> Required task
Return every record verbatim.

<<<<

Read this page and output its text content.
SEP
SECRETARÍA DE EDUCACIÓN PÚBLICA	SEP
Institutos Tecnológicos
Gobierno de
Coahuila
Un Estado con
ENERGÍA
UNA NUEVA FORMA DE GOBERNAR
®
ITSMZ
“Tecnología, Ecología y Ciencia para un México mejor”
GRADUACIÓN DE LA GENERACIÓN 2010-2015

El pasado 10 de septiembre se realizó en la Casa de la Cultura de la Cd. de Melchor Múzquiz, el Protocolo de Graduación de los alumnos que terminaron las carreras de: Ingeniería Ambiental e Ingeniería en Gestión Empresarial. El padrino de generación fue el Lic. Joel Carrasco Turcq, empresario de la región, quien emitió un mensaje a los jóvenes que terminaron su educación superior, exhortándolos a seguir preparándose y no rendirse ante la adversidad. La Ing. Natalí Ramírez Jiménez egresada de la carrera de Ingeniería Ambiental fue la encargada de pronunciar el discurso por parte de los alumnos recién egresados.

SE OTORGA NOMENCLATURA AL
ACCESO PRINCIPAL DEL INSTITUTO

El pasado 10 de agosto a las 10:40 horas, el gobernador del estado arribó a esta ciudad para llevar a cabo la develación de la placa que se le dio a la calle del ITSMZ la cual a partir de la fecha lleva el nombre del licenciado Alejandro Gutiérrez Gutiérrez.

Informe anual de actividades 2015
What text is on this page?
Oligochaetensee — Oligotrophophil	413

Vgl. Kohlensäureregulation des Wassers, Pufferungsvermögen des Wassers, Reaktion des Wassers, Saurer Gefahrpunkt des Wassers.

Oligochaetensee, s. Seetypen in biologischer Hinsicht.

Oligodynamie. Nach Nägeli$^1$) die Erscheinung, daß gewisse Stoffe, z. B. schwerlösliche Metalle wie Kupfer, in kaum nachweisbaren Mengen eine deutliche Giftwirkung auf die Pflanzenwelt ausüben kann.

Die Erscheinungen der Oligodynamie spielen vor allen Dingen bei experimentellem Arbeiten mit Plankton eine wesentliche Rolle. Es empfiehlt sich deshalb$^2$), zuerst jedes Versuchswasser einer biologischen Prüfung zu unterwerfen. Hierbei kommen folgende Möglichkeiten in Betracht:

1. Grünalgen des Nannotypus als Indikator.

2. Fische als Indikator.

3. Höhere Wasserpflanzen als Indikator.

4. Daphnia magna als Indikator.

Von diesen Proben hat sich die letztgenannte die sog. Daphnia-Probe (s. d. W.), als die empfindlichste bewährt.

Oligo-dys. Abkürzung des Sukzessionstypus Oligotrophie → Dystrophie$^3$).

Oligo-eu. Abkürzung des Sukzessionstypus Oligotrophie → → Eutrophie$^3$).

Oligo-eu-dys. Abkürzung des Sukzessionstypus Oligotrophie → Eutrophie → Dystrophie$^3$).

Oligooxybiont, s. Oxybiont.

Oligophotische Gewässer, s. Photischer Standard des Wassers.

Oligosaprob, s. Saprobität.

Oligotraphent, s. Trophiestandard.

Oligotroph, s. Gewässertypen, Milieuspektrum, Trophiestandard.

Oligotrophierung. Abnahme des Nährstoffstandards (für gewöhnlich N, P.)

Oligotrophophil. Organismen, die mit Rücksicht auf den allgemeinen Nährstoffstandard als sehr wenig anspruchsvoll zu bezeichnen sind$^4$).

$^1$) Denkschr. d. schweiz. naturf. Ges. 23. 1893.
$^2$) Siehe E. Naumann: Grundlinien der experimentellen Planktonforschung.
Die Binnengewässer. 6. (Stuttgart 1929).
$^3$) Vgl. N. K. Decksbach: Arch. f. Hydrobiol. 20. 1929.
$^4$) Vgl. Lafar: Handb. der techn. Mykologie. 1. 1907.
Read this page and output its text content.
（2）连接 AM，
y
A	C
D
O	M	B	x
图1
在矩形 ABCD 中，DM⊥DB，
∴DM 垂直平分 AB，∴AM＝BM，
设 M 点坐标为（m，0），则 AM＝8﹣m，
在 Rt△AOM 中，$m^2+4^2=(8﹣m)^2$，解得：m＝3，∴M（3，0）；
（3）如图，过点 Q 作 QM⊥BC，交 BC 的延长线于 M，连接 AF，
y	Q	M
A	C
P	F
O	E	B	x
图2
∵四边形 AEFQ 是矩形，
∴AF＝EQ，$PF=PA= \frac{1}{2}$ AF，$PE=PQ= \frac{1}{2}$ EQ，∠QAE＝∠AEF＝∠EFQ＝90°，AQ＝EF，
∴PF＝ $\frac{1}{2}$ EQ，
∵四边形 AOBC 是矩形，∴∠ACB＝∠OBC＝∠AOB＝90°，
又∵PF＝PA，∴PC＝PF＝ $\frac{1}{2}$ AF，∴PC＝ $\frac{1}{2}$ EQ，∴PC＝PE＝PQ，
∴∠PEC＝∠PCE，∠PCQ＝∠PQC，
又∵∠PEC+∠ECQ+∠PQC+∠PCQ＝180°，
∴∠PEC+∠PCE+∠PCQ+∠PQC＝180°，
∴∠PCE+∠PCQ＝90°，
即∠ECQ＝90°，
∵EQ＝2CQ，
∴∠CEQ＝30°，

>>>>

> Finished exercise
Read this page and output its text content.
SEP
SECRETARÍA DE EDUCACIÓN PÚBLICA	SEP
Institutos Tecnológicos
Gobierno de
Coahuila
Un Estado con
ENERGÍA
UNA NUEVA FORMA DE GOBERNAR
®
ITSMZ
“Tecnología, Ecología y Ciencia para un México mejor”
GRADUACIÓN DE LA GENERACIÓN 2010-2015

El pasado 10 de septiembre se realizó en la Casa de la Cultura de la Cd. de Melchor Múzquiz, el Protocolo de Graduación de los alumnos que terminaron las carreras de: Ingeniería Ambiental e Ingeniería en Gestión Empresarial. El padrino de generación fue el Lic. Joel Carrasco Turcq, empresario de la región, quien emitió un mensaje a los jóvenes que terminaron su educación superior, exhortándolos a seguir preparándose y no rendirse ante la adversidad. La Ing. Natalí Ramírez Jiménez egresada de la carrera de Ingeniería Ambiental fue la encargada de pronunciar el discurso por parte de los alumnos recién egresados.

SE OTORGA NOMENCLATURA AL
ACCESO PRINCIPAL DEL INSTITUTO

El pasado 10 de agosto a las 10:40 horas, el gobernador del estado arribó a esta ciudad para llevar a cabo la develación de la placa que se le dio a la calle del ITSMZ la cual a partir de la fecha lleva el nombre del licenciado Alejandro Gutiérrez Gutiérrez.

Informe anual de actividades 2015
What text is on this page?
Oligochaetensee — Oligotrophophil	413

Vgl. Kohlensäureregulation des Wassers, Pufferungsvermögen des Wassers, Reaktion des Wassers, Saurer Gefahrpunkt des Wassers.

Oligochaetensee, s. Seetypen in biologischer Hinsicht.

Oligodynamie. Nach Nägeli$^1$) die Erscheinung, daß gewisse Stoffe, z. B. schwerlösliche Metalle wie Kupfer, in kaum nachweisbaren Mengen eine deutliche Giftwirkung auf die Pflanzenwelt ausüben kann.

Die Erscheinungen der Oligodynamie spielen vor allen Dingen bei experimentellem Arbeiten mit Plankton eine wesentliche Rolle. Es empfiehlt sich deshalb$^2$), zuerst jedes Versuchswasser einer biologischen Prüfung zu unterwerfen. Hierbei kommen folgende Möglichkeiten in Betracht:

1. Grünalgen des Nannotypus als Indikator.

2. Fische als Indikator.

3. Höhere Wasserpflanzen als Indikator.

4. Daphnia magna als Indikator.

Von diesen Proben hat sich die letztgenannte die sog. Daphnia-Probe (s. d. W.), als die empfindlichste bewährt.

Oligo-dys. Abkürzung des Sukzessionstypus Oligotrophie → Dystrophie$^3$).

Oligo-eu. Abkürzung des Sukzessionstypus Oligotrophie → → Eutrophie$^3$).

Oligo-eu-dys. Abkürzung des Sukzessionstypus Oligotrophie → Eutrophie → Dystrophie$^3$).

Oligooxybiont, s. Oxybiont.

Oligophotische Gewässer, s. Photischer Standard des Wassers.

Oligosaprob, s. Saprobität.

Oligotraphent, s. Trophiestandard.

Oligotroph, s. Gewässertypen, Milieuspektrum, Trophiestandard.

Oligotrophierung. Abnahme des Nährstoffstandards (für gewöhnlich N, P.)

Oligotrophophil. Organismen, die mit Rücksicht auf den allgemeinen Nährstoffstandard als sehr wenig anspruchsvoll zu bezeichnen sind$^4$).

$^1$) Denkschr. d. schweiz. naturf. Ges. 23. 1893.
$^2$) Siehe E. Naumann: Grundlinien der experimentellen Planktonforschung.
Die Binnengewässer. 6. (Stuttgart 1929).
$^3$) Vgl. N. K. Decksbach: Arch. f. Hydrobiol. 20. 1929.
$^4$) Vgl. Lafar: Handb. der techn. Mykologie. 1. 1907.
Read this page and output its text content.
（2）连接 AM，
y
A	C
D
O	M	B	x
图1
在矩形 ABCD 中，DM⊥DB，
∴DM 垂直平分 AB，∴AM＝BM，
设 M 点坐标为（m，0），则 AM＝8﹣m，
在 Rt△AOM 中，$m^2+4^2=(8﹣m)^2$，解得：m＝3，∴M（3，0）；
（3）如图，过点 Q 作 QM⊥BC，交 BC 的延长线于 M，连接 AF，
y	Q	M
A	C
P	F
O	E	B	x
图2
∵四边形 AEFQ 是矩形，
∴AF＝EQ，$PF=PA= \frac{1}{2}$ AF，$PE=PQ= \frac{1}{2}$ EQ，∠QAE＝∠AEF＝∠EFQ＝90°，AQ＝EF，
∴PF＝ $\frac{1}{2}$ EQ，
∵四边形 AOBC 是矩形，∴∠ACB＝∠OBC＝∠AOB＝90°，
又∵PF＝PA，∴PC＝PF＝ $\frac{1}{2}$ AF，∴PC＝ $\frac{1}{2}$ EQ，∴PC＝PE＝PQ，
∴∠PEC＝∠PCE，∠PCQ＝∠PQC，
又∵∠PEC+∠ECQ+∠PQC+∠PCQ＝180°，
∴∠PEC+∠PCE+∠PCQ+∠PQC＝180°，
∴∠PCE+∠PCQ＝90°，
即∠ECQ＝90°，
∵EQ＝2CQ，
∴∠CEQ＝30°，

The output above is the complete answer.